▸ **Information provided**
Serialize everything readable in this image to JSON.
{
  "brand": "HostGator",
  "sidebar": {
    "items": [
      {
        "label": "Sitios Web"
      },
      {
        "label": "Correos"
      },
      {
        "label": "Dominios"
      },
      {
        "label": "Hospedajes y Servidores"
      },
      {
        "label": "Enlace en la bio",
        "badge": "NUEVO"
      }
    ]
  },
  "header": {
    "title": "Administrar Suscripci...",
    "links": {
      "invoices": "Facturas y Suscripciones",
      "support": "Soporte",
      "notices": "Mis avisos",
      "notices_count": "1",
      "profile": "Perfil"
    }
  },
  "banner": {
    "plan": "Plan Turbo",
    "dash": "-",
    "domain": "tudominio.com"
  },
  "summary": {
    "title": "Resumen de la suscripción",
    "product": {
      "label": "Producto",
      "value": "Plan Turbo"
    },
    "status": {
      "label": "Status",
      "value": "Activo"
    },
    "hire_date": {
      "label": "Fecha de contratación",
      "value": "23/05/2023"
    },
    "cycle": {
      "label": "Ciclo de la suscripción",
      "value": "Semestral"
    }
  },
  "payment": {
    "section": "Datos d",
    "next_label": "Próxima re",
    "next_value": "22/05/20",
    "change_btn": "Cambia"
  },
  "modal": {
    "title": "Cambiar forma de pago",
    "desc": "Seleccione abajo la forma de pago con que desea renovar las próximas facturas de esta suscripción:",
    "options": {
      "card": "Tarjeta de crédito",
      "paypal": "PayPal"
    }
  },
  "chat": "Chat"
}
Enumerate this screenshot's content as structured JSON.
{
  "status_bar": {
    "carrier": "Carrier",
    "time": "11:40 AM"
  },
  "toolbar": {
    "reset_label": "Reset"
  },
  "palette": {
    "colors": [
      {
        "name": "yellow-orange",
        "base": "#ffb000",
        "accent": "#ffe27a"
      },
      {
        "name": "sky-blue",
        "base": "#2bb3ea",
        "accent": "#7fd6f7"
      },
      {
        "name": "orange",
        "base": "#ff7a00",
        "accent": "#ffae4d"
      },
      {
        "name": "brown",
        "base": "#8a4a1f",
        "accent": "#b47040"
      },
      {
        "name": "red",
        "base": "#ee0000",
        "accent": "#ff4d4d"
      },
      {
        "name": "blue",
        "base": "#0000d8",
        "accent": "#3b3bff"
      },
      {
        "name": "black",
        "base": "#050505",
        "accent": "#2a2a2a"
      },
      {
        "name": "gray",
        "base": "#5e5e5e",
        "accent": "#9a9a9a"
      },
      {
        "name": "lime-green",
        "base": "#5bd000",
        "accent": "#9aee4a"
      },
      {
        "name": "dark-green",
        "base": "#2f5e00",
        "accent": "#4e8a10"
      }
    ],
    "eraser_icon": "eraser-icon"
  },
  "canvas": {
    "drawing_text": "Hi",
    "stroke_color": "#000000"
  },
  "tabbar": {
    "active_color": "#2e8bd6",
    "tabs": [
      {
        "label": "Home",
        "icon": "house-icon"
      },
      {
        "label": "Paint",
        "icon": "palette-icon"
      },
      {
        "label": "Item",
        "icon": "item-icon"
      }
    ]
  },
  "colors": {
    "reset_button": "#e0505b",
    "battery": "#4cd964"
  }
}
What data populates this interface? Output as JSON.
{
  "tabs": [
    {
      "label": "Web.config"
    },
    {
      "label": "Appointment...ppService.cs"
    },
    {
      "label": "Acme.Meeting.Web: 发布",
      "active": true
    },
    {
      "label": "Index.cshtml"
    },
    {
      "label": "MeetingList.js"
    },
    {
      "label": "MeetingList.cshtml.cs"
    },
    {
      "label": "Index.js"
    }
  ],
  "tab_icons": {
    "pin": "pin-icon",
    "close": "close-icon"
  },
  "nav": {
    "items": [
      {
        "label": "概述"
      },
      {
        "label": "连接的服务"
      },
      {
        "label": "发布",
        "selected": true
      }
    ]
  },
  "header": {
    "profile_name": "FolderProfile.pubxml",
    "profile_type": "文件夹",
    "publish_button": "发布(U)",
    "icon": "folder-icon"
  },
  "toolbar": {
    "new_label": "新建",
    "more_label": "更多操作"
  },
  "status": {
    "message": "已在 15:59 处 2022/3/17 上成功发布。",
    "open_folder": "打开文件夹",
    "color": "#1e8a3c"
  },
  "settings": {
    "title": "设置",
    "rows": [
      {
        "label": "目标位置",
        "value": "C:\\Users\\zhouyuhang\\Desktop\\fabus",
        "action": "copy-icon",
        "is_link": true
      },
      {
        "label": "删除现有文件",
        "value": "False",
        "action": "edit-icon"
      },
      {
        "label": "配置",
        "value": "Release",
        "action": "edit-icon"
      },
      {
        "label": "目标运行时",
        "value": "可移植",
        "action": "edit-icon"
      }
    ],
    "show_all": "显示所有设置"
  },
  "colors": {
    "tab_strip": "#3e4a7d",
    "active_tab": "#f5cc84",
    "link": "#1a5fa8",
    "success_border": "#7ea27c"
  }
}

▸ **What needs to be done**
Repeat the data precisely, line by line.

▸ **Answer to the task**
Serialize everything readable in this image to JSON.
{
  "brand": "HostGator",
  "sidebar": {
    "items": [
      {
        "label": "Sitios Web"
      },
      {
        "label": "Correos"
      },
      {
        "label": "Dominios"
      },
      {
        "label": "Hospedajes y Servidores"
      },
      {
        "label": "Enlace en la bio",
        "badge": "NUEVO"
      }
    ]
  },
  "header": {
    "title": "Administrar Suscripci...",
    "links": {
      "invoices": "Facturas y Suscripciones",
      "support": "Soporte",
      "notices": "Mis avisos",
      "notices_count": "1",
      "profile": "Perfil"
    }
  },
  "banner": {
    "plan": "Plan Turbo",
    "dash": "-",
    "domain": "tudominio.com"
  },
  "summary": {
    "title": "Resumen de la suscripción",
    "product": {
      "label": "Producto",
      "value": "Plan Turbo"
    },
    "status": {
      "label": "Status",
      "value": "Activo"
    },
    "hire_date": {
      "label": "Fecha de contratación",
      "value": "23/05/2023"
    },
    "cycle": {
      "label": "Ciclo de la suscripción",
      "value": "Semestral"
    }
  },
  "payment": {
    "section": "Datos d",
    "next_label": "Próxima re",
    "next_value": "22/05/20",
    "change_btn": "Cambia"
  },
  "modal": {
    "title": "Cambiar forma de pago",
    "desc": "Seleccione abajo la forma de pago con que desea renovar las próximas facturas de esta suscripción:",
    "options": {
      "card": "Tarjeta de crédito",
      "paypal": "PayPal"
    }
  },
  "chat": "Chat"
}
Enumerate this screenshot's content as structured JSON.
{
  "status_bar": {
    "carrier": "Carrier",
    "time": "11:40 AM"
  },
  "toolbar": {
    "reset_label": "Reset"
  },
  "palette": {
    "colors": [
      {
        "name": "yellow-orange",
        "base": "#ffb000",
        "accent": "#ffe27a"
      },
      {
        "name": "sky-blue",
        "base": "#2bb3ea",
        "accent": "#7fd6f7"
      },
      {
        "name": "orange",
        "base": "#ff7a00",
        "accent": "#ffae4d"
      },
      {
        "name": "brown",
        "base": "#8a4a1f",
        "accent": "#b47040"
      },
      {
        "name": "red",
        "base": "#ee0000",
        "accent": "#ff4d4d"
      },
      {
        "name": "blue",
        "base": "#0000d8",
        "accent": "#3b3bff"
      },
      {
        "name": "black",
        "base": "#050505",
        "accent": "#2a2a2a"
      },
      {
        "name": "gray",
        "base": "#5e5e5e",
        "accent": "#9a9a9a"
      },
      {
        "name": "lime-green",
        "base": "#5bd000",
        "accent": "#9aee4a"
      },
      {
        "name": "dark-green",
        "base": "#2f5e00",
        "accent": "#4e8a10"
      }
    ],
    "eraser_icon": "eraser-icon"
  },
  "canvas": {
    "drawing_text": "Hi",
    "stroke_color": "#000000"
  },
  "tabbar": {
    "active_color": "#2e8bd6",
    "tabs": [
      {
        "label": "Home",
        "icon": "house-icon"
      },
      {
        "label": "Paint",
        "icon": "palette-icon"
      },
      {
        "label": "Item",
        "icon": "item-icon"
      }
    ]
  },
  "colors": {
    "reset_button": "#e0505b",
    "battery": "#4cd964"
  }
}
What data populates this interface? Output as JSON.
{
  "tabs": [
    {
      "label": "Web.config"
    },
    {
      "label": "Appointment...ppService.cs"
    },
    {
      "label": "Acme.Meeting.Web: 发布",
      "active": true
    },
    {
      "label": "Index.cshtml"
    },
    {
      "label": "MeetingList.js"
    },
    {
      "label": "MeetingList.cshtml.cs"
    },
    {
      "label": "Index.js"
    }
  ],
  "tab_icons": {
    "pin": "pin-icon",
    "close": "close-icon"
  },
  "nav": {
    "items": [
      {
        "label": "概述"
      },
      {
        "label": "连接的服务"
      },
      {
        "label": "发布",
        "selected": true
      }
    ]
  },
  "header": {
    "profile_name": "FolderProfile.pubxml",
    "profile_type": "文件夹",
    "publish_button": "发布(U)",
    "icon": "folder-icon"
  },
  "toolbar": {
    "new_label": "新建",
    "more_label": "更多操作"
  },
  "status": {
    "message": "已在 15:59 处 2022/3/17 上成功发布。",
    "open_folder": "打开文件夹",
    "color": "#1e8a3c"
  },
  "settings": {
    "title": "设置",
    "rows": [
      {
        "label": "目标位置",
        "value": "C:\\Users\\zhouyuhang\\Desktop\\fabus",
        "action": "copy-icon",
        "is_link": true
      },
      {
        "label": "删除现有文件",
        "value": "False",
        "action": "edit-icon"
      },
      {
        "label": "配置",
        "value": "Release",
        "action": "edit-icon"
      },
      {
        "label": "目标运行时",
        "value": "可移植",
        "action": "edit-icon"
      }
    ],
    "show_all": "显示所有设置"
  },
  "colors": {
    "tab_strip": "#3e4a7d",
    "active_tab": "#f5cc84",
    "link": "#1a5fa8",
    "success_border": "#7ea27c"
  }
}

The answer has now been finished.